THE REQUEST: Quote all entries in full, exactly.

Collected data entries
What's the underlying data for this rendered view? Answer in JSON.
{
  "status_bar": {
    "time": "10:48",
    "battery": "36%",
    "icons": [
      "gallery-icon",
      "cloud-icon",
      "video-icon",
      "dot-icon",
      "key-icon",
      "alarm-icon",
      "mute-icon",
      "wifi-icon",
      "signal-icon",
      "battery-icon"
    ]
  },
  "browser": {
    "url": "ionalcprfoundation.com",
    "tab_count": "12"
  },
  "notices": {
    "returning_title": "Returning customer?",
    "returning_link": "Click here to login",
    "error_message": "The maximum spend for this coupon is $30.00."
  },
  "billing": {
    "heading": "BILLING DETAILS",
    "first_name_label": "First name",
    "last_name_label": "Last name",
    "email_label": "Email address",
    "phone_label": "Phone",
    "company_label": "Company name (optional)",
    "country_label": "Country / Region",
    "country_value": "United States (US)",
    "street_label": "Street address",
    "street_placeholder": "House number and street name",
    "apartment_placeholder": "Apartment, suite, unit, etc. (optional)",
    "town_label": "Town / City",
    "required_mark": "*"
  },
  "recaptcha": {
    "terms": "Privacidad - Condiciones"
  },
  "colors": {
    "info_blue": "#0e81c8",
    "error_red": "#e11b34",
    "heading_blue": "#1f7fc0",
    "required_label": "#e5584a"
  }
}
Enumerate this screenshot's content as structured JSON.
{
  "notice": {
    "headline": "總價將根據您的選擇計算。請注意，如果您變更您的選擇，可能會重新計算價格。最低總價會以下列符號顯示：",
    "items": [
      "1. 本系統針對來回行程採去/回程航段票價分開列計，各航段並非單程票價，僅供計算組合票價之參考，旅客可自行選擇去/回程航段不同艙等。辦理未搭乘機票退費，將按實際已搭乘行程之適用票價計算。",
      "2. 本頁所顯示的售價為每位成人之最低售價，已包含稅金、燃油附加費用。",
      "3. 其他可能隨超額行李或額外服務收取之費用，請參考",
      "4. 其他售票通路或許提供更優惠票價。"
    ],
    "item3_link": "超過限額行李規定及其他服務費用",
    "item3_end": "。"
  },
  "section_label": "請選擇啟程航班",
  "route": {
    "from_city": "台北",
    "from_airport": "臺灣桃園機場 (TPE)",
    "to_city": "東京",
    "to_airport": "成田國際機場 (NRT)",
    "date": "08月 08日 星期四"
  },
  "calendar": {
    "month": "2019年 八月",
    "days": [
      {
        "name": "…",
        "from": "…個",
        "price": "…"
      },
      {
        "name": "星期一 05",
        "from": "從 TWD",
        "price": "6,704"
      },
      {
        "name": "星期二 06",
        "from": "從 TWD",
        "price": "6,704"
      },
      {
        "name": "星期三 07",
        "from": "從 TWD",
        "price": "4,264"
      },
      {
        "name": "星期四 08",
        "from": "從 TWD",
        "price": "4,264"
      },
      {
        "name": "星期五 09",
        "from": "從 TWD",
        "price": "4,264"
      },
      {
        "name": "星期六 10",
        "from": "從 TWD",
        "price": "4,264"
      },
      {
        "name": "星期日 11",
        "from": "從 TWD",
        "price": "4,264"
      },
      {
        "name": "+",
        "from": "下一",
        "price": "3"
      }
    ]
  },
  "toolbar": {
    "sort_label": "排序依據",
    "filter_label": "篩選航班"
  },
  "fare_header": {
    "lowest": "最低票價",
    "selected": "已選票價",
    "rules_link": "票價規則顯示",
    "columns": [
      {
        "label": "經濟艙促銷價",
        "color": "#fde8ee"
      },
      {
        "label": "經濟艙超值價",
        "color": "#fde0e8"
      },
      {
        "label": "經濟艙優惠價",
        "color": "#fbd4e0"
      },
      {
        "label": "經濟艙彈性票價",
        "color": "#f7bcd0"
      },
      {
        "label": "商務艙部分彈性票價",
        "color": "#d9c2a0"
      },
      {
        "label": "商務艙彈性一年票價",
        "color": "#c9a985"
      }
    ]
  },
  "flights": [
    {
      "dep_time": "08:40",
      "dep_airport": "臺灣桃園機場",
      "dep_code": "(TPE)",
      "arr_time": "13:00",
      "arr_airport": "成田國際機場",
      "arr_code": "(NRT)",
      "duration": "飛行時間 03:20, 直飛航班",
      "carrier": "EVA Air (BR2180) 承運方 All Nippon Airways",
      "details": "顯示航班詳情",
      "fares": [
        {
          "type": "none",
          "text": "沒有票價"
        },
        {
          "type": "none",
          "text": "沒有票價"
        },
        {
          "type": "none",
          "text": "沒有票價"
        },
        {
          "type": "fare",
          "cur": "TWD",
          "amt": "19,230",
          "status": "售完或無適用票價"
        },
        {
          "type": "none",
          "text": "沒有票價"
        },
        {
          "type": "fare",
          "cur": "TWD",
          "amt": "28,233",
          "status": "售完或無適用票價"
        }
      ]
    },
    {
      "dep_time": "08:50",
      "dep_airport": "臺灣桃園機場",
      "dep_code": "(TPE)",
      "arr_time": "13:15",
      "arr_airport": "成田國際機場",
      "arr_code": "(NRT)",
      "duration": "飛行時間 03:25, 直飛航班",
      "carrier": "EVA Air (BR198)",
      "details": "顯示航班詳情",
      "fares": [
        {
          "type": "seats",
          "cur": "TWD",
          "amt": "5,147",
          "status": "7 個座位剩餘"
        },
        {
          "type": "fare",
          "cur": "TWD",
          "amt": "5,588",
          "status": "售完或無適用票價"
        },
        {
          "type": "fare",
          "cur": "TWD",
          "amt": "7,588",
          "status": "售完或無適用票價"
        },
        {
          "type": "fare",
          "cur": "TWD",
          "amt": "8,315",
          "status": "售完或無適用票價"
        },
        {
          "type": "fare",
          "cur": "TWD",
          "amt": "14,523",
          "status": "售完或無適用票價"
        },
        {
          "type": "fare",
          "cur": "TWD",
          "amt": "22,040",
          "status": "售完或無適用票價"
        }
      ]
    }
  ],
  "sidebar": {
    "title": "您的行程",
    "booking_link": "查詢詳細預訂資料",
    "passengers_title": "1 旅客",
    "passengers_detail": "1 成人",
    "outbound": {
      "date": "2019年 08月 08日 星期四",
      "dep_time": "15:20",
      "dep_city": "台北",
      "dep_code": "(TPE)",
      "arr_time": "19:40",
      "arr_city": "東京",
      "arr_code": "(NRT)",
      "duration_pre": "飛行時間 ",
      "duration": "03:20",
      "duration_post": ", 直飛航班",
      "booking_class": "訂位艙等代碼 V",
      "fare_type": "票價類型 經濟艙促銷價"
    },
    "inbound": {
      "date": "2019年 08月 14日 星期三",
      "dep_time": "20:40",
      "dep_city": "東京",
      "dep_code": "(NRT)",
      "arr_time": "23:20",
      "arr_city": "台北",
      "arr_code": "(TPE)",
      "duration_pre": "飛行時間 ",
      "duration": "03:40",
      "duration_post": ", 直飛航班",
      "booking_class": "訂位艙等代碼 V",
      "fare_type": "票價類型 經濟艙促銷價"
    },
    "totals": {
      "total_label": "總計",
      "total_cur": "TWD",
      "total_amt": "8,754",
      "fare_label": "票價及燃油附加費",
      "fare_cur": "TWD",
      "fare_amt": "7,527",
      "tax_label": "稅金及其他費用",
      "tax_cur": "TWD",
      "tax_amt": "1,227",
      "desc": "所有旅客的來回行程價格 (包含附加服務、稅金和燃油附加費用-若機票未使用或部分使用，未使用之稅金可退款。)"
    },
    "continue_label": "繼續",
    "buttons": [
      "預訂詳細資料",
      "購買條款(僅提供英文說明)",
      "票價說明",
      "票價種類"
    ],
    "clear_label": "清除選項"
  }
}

THE REPLY:
What's the underlying data for this rendered view? Answer in JSON.
{
  "status_bar": {
    "time": "10:48",
    "battery": "36%",
    "icons": [
      "gallery-icon",
      "cloud-icon",
      "video-icon",
      "dot-icon",
      "key-icon",
      "alarm-icon",
      "mute-icon",
      "wifi-icon",
      "signal-icon",
      "battery-icon"
    ]
  },
  "browser": {
    "url": "ionalcprfoundation.com",
    "tab_count": "12"
  },
  "notices": {
    "returning_title": "Returning customer?",
    "returning_link": "Click here to login",
    "error_message": "The maximum spend for this coupon is $30.00."
  },
  "billing": {
    "heading": "BILLING DETAILS",
    "first_name_label": "First name",
    "last_name_label": "Last name",
    "email_label": "Email address",
    "phone_label": "Phone",
    "company_label": "Company name (optional)",
    "country_label": "Country / Region",
    "country_value": "United States (US)",
    "street_label": "Street address",
    "street_placeholder": "House number and street name",
    "apartment_placeholder": "Apartment, suite, unit, etc. (optional)",
    "town_label": "Town / City",
    "required_mark": "*"
  },
  "recaptcha": {
    "terms": "Privacidad - Condiciones"
  },
  "colors": {
    "info_blue": "#0e81c8",
    "error_red": "#e11b34",
    "heading_blue": "#1f7fc0",
    "required_label": "#e5584a"
  }
}
Enumerate this screenshot's content as structured JSON.
{
  "notice": {
    "headline": "總價將根據您的選擇計算。請注意，如果您變更您的選擇，可能會重新計算價格。最低總價會以下列符號顯示：",
    "items": [
      "1. 本系統針對來回行程採去/回程航段票價分開列計，各航段並非單程票價，僅供計算組合票價之參考，旅客可自行選擇去/回程航段不同艙等。辦理未搭乘機票退費，將按實際已搭乘行程之適用票價計算。",
      "2. 本頁所顯示的售價為每位成人之最低售價，已包含稅金、燃油附加費用。",
      "3. 其他可能隨超額行李或額外服務收取之費用，請參考",
      "4. 其他售票通路或許提供更優惠票價。"
    ],
    "item3_link": "超過限額行李規定及其他服務費用",
    "item3_end": "。"
  },
  "section_label": "請選擇啟程航班",
  "route": {
    "from_city": "台北",
    "from_airport": "臺灣桃園機場 (TPE)",
    "to_city": "東京",
    "to_airport": "成田國際機場 (NRT)",
    "date": "08月 08日 星期四"
  },
  "calendar": {
    "month": "2019年 八月",
    "days": [
      {
        "name": "…",
        "from": "…個",
        "price": "…"
      },
      {
        "name": "星期一 05",
        "from": "從 TWD",
        "price": "6,704"
      },
      {
        "name": "星期二 06",
        "from": "從 TWD",
        "price": "6,704"
      },
      {
        "name": "星期三 07",
        "from": "從 TWD",
        "price": "4,264"
      },
      {
        "name": "星期四 08",
        "from": "從 TWD",
        "price": "4,264"
      },
      {
        "name": "星期五 09",
        "from": "從 TWD",
        "price": "4,264"
      },
      {
        "name": "星期六 10",
        "from": "從 TWD",
        "price": "4,264"
      },
      {
        "name": "星期日 11",
        "from": "從 TWD",
        "price": "4,264"
      },
      {
        "name": "+",
        "from": "下一",
        "price": "3"
      }
    ]
  },
  "toolbar": {
    "sort_label": "排序依據",
    "filter_label": "篩選航班"
  },
  "fare_header": {
    "lowest": "最低票價",
    "selected": "已選票價",
    "rules_link": "票價規則顯示",
    "columns": [
      {
        "label": "經濟艙促銷價",
        "color": "#fde8ee"
      },
      {
        "label": "經濟艙超值價",
        "color": "#fde0e8"
      },
      {
        "label": "經濟艙優惠價",
        "color": "#fbd4e0"
      },
      {
        "label": "經濟艙彈性票價",
        "color": "#f7bcd0"
      },
      {
        "label": "商務艙部分彈性票價",
        "color": "#d9c2a0"
      },
      {
        "label": "商務艙彈性一年票價",
        "color": "#c9a985"
      }
    ]
  },
  "flights": [
    {
      "dep_time": "08:40",
      "dep_airport": "臺灣桃園機場",
      "dep_code": "(TPE)",
      "arr_time": "13:00",
      "arr_airport": "成田國際機場",
      "arr_code": "(NRT)",
      "duration": "飛行時間 03:20, 直飛航班",
      "carrier": "EVA Air (BR2180) 承運方 All Nippon Airways",
      "details": "顯示航班詳情",
      "fares": [
        {
          "type": "none",
          "text": "沒有票價"
        },
        {
          "type": "none",
          "text": "沒有票價"
        },
        {
          "type": "none",
          "text": "沒有票價"
        },
        {
          "type": "fare",
          "cur": "TWD",
          "amt": "19,230",
          "status": "售完或無適用票價"
        },
        {
          "type": "none",
          "text": "沒有票價"
        },
        {
          "type": "fare",
          "cur": "TWD",
          "amt": "28,233",
          "status": "售完或無適用票價"
        }
      ]
    },
    {
      "dep_time": "08:50",
      "dep_airport": "臺灣桃園機場",
      "dep_code": "(TPE)",
      "arr_time": "13:15",
      "arr_airport": "成田國際機場",
      "arr_code": "(NRT)",
      "duration": "飛行時間 03:25, 直飛航班",
      "carrier": "EVA Air (BR198)",
      "details": "顯示航班詳情",
      "fares": [
        {
          "type": "seats",
          "cur": "TWD",
          "amt": "5,147",
          "status": "7 個座位剩餘"
        },
        {
          "type": "fare",
          "cur": "TWD",
          "amt": "5,588",
          "status": "售完或無適用票價"
        },
        {
          "type": "fare",
          "cur": "TWD",
          "amt": "7,588",
          "status": "售完或無適用票價"
        },
        {
          "type": "fare",
          "cur": "TWD",
          "amt": "8,315",
          "status": "售完或無適用票價"
        },
        {
          "type": "fare",
          "cur": "TWD",
          "amt": "14,523",
          "status": "售完或無適用票價"
        },
        {
          "type": "fare",
          "cur": "TWD",
          "amt": "22,040",
          "status": "售完或無適用票價"
        }
      ]
    }
  ],
  "sidebar": {
    "title": "您的行程",
    "booking_link": "查詢詳細預訂資料",
    "passengers_title": "1 旅客",
    "passengers_detail": "1 成人",
    "outbound": {
      "date": "2019年 08月 08日 星期四",
      "dep_time": "15:20",
      "dep_city": "台北",
      "dep_code": "(TPE)",
      "arr_time": "19:40",
      "arr_city": "東京",
      "arr_code": "(NRT)",
      "duration_pre": "飛行時間 ",
      "duration": "03:20",
      "duration_post": ", 直飛航班",
      "booking_class": "訂位艙等代碼 V",
      "fare_type": "票價類型 經濟艙促銷價"
    },
    "inbound": {
      "date": "2019年 08月 14日 星期三",
      "dep_time": "20:40",
      "dep_city": "東京",
      "dep_code": "(NRT)",
      "arr_time": "23:20",
      "arr_city": "台北",
      "arr_code": "(TPE)",
      "duration_pre": "飛行時間 ",
      "duration": "03:40",
      "duration_post": ", 直飛航班",
      "booking_class": "訂位艙等代碼 V",
      "fare_type": "票價類型 經濟艙促銷價"
    },
    "totals": {
      "total_label": "總計",
      "total_cur": "TWD",
      "total_amt": "8,754",
      "fare_label": "票價及燃油附加費",
      "fare_cur": "TWD",
      "fare_amt": "7,527",
      "tax_label": "稅金及其他費用",
      "tax_cur": "TWD",
      "tax_amt": "1,227",
      "desc": "所有旅客的來回行程價格 (包含附加服務、稅金和燃油附加費用-若機票未使用或部分使用，未使用之稅金可退款。)"
    },
    "continue_label": "繼續",
    "buttons": [
      "預訂詳細資料",
      "購買條款(僅提供英文說明)",
      "票價說明",
      "票價種類"
    ],
    "clear_label": "清除選項"
  }
}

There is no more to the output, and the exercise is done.